» **INPUT DATA**
* BEGIN *

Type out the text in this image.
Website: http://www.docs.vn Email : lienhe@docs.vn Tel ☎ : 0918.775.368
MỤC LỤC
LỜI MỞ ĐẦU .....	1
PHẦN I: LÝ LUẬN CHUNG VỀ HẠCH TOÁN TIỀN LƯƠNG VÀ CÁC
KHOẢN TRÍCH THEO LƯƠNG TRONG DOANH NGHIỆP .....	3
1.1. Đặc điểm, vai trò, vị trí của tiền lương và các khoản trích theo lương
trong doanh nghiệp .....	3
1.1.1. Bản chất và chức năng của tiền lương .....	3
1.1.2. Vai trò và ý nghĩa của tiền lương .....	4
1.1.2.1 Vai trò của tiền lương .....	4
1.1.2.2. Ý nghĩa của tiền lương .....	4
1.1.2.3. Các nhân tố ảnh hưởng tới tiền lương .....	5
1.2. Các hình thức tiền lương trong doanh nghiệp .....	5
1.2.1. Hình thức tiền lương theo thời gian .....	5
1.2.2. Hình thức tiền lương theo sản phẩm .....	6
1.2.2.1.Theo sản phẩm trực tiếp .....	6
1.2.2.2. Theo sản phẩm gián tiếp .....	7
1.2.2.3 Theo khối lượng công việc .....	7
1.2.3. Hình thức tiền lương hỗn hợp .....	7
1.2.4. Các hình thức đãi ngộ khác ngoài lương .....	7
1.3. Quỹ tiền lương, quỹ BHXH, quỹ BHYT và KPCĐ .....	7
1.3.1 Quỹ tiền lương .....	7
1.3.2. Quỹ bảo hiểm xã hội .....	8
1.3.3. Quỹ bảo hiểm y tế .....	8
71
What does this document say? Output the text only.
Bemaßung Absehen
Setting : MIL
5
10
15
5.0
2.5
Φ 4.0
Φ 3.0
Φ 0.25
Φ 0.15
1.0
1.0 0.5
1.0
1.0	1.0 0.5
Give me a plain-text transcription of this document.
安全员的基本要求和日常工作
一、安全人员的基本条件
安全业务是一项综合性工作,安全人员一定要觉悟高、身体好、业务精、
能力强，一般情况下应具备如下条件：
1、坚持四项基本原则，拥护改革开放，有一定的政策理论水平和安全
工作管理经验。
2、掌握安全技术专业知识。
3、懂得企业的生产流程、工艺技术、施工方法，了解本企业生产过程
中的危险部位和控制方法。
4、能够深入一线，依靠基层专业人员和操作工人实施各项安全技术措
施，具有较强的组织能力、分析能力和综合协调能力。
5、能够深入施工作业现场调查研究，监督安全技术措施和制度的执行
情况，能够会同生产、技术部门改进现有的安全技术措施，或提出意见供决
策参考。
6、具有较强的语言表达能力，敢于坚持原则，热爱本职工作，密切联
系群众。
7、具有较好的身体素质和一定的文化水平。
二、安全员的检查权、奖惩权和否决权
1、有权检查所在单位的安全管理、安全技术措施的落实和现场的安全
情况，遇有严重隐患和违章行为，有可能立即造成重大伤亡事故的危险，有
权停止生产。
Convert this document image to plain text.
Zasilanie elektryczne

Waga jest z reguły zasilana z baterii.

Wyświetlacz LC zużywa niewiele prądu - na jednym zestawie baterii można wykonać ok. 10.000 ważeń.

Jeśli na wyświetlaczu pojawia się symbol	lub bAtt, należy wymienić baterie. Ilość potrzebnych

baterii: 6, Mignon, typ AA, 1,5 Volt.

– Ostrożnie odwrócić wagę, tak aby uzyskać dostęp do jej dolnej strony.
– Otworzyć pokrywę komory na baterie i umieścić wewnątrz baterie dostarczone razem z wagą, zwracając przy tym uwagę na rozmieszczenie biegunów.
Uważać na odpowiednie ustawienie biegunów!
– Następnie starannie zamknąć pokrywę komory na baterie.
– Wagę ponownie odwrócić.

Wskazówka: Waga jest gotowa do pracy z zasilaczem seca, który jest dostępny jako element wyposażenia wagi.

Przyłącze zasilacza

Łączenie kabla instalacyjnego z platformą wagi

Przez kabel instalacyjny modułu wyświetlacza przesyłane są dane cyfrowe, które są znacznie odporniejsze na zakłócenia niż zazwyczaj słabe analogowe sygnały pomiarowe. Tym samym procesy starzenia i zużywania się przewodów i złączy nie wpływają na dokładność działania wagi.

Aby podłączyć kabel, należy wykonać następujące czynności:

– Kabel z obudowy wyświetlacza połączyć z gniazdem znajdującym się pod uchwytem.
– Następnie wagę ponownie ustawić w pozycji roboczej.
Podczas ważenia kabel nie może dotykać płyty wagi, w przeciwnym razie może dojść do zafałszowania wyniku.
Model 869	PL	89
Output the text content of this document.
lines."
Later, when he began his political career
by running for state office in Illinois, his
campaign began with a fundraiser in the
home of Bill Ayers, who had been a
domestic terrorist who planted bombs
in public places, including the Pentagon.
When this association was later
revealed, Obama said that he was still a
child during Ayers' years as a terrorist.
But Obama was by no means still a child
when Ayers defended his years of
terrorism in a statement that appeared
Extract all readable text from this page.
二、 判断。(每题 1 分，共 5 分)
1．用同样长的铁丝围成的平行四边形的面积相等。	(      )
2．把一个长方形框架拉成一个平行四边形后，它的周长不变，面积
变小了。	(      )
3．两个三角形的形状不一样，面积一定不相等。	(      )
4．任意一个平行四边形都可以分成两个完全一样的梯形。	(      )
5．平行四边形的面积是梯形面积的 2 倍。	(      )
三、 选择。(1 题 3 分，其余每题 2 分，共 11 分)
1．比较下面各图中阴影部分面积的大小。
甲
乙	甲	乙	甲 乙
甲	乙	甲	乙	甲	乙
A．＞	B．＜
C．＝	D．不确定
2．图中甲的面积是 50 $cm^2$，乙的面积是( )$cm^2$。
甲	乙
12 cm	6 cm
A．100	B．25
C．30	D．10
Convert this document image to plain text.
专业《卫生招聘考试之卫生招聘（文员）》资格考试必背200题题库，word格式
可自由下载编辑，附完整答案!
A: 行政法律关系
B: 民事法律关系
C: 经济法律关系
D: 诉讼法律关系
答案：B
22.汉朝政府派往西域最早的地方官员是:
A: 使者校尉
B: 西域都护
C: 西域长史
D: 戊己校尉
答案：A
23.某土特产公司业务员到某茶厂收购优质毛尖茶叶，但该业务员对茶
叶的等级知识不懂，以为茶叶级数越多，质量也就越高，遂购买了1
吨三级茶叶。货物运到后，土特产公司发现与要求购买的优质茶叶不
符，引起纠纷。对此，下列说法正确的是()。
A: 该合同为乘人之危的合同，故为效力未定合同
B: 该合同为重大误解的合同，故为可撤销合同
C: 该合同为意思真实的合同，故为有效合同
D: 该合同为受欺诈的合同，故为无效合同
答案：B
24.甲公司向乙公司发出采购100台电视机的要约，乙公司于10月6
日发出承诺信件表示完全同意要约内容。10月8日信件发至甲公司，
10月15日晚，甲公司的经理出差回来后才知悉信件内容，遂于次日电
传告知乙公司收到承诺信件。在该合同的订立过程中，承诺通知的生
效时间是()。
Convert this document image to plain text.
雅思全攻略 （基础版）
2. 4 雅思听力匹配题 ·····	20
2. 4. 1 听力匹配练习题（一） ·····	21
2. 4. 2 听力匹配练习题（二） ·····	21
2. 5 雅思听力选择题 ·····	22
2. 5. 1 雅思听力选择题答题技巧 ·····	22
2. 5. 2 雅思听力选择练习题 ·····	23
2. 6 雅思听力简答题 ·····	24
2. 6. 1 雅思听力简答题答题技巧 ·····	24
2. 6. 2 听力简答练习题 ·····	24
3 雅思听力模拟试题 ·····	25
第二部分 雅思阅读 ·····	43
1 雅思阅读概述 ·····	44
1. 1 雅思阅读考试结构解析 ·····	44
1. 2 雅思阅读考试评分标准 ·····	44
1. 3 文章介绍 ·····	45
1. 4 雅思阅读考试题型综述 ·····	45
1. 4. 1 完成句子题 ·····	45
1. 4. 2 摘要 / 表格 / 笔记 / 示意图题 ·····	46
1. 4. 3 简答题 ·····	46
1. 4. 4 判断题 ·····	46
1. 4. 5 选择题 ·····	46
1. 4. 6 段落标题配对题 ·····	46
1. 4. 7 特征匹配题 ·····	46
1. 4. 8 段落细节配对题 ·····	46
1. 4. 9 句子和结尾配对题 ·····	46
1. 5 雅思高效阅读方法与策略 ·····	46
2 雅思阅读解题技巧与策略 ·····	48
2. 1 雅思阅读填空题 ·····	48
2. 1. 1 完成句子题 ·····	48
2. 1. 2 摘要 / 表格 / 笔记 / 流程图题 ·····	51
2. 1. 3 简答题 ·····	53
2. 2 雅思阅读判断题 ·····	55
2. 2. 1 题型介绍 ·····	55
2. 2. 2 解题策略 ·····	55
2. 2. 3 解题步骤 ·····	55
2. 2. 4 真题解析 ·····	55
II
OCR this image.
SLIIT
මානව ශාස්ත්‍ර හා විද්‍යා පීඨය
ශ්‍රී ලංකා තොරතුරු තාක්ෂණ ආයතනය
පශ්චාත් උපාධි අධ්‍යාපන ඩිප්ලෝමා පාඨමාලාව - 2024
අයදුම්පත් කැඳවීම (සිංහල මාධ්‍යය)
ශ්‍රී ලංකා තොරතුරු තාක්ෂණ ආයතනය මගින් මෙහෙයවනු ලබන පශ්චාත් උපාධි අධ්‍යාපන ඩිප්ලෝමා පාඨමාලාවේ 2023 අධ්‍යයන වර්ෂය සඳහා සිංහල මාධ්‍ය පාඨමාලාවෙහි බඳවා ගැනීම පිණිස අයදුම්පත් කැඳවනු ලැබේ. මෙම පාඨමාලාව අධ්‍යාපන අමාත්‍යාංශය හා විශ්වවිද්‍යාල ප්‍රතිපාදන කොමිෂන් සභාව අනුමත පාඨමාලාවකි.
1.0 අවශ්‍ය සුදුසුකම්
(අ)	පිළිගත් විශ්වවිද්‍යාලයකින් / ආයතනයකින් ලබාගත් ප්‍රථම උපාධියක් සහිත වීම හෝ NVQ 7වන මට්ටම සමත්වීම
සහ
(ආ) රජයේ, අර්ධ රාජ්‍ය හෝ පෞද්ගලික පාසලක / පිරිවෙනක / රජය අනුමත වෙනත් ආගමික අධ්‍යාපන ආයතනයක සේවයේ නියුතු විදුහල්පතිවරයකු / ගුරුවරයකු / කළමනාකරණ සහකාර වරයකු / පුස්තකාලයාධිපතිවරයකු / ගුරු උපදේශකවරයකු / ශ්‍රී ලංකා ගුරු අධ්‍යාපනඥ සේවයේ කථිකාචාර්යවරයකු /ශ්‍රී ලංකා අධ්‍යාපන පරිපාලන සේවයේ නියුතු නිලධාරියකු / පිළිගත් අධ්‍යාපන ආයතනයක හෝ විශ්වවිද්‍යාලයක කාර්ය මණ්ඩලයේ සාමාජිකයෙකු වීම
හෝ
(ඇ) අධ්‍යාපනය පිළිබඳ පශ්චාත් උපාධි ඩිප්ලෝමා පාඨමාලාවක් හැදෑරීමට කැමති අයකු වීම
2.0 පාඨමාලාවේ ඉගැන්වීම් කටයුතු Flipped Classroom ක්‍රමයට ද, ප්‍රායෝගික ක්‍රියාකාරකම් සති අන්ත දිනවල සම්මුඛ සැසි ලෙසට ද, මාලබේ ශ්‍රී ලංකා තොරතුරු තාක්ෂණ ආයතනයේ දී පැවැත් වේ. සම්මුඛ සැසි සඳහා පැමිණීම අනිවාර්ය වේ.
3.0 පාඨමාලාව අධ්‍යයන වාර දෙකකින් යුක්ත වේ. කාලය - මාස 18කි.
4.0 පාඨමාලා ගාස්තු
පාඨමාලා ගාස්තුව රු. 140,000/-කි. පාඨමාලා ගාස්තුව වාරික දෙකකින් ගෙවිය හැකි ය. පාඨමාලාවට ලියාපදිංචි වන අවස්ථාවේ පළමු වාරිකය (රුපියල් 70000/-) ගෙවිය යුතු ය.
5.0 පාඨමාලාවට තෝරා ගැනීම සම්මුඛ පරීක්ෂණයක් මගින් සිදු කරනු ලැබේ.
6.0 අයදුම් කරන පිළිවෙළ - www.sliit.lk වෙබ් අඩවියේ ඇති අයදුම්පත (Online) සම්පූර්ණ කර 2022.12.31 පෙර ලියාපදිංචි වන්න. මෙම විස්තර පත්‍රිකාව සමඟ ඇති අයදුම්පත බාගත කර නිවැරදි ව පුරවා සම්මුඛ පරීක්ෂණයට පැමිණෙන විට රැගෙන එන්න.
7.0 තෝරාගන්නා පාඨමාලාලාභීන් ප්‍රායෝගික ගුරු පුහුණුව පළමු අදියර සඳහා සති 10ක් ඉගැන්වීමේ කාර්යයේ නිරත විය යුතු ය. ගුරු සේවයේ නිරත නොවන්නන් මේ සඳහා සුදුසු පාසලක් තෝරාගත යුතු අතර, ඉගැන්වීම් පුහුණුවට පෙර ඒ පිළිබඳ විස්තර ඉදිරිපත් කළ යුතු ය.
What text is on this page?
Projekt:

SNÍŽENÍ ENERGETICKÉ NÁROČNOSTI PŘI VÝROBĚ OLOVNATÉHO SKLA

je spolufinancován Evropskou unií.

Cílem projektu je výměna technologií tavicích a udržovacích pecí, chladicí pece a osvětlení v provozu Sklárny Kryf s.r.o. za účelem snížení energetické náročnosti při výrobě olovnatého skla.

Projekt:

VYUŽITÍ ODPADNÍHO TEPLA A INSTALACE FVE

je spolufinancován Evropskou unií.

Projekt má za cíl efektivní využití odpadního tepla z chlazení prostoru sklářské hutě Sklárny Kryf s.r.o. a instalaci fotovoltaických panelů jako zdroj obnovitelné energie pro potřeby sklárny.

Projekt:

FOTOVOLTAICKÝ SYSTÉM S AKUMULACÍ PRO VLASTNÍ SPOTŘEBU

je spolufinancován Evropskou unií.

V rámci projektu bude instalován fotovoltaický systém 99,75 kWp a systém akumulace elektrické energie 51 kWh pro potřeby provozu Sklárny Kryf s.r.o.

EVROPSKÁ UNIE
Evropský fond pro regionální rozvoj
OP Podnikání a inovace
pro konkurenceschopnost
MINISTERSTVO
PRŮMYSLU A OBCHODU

* END *

» **SET TASK**
Go through the listing above and list every line that has the word "komory".

» **SOLUTION TO THIS EXERCISE**
– Otworzyć pokrywę komory na baterie i umieścić wewnątrz baterie dostarczone razem z wagą, zwracając przy tym uwagę na rozmieszczenie biegunów.
– Następnie starannie zamknąć pokrywę komory na baterie.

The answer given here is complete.